Objective:
Give back the full listing verbatim, apart from its images.

## Begin Data for this exercise

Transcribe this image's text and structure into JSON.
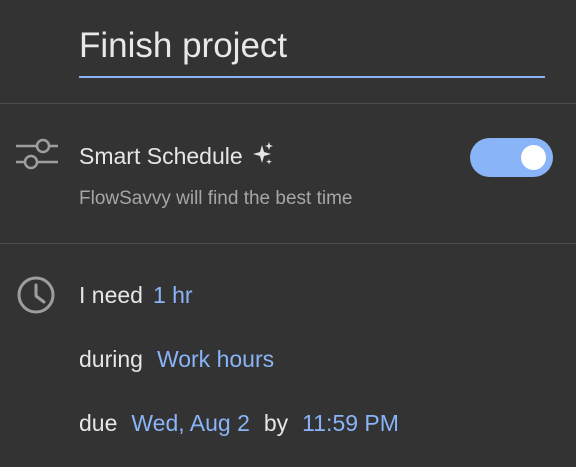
{
  "task": {
    "title": "Finish project"
  },
  "smart_schedule": {
    "label": "Smart Schedule",
    "sparkle": "✦",
    "description": "FlowSavvy will find the best time",
    "enabled": true,
    "toggle_color": "#8ab4f8",
    "icon": "sliders-icon"
  },
  "schedule": {
    "icon": "clock-icon",
    "need_prefix": "I need",
    "duration": "1 hr",
    "during_prefix": "during",
    "hours": "Work hours",
    "due_prefix": "due",
    "due_date": "Wed, Aug 2",
    "by_word": "by",
    "due_time": "11:59 PM"
  },
  "colors": {
    "background": "#333333",
    "accent": "#8ab4f8"
  }
}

## End Data for this exercise

Written reply:
Transcribe this image's text and structure into JSON.
{
  "task": {
    "title": "Finish project"
  },
  "smart_schedule": {
    "label": "Smart Schedule",
    "sparkle": "✦",
    "description": "FlowSavvy will find the best time",
    "enabled": true,
    "toggle_color": "#8ab4f8",
    "icon": "sliders-icon"
  },
  "schedule": {
    "icon": "clock-icon",
    "need_prefix": "I need",
    "duration": "1 hr",
    "during_prefix": "during",
    "hours": "Work hours",
    "due_prefix": "due",
    "due_date": "Wed, Aug 2",
    "by_word": "by",
    "due_time": "11:59 PM"
  },
  "colors": {
    "background": "#333333",
    "accent": "#8ab4f8"
  }
}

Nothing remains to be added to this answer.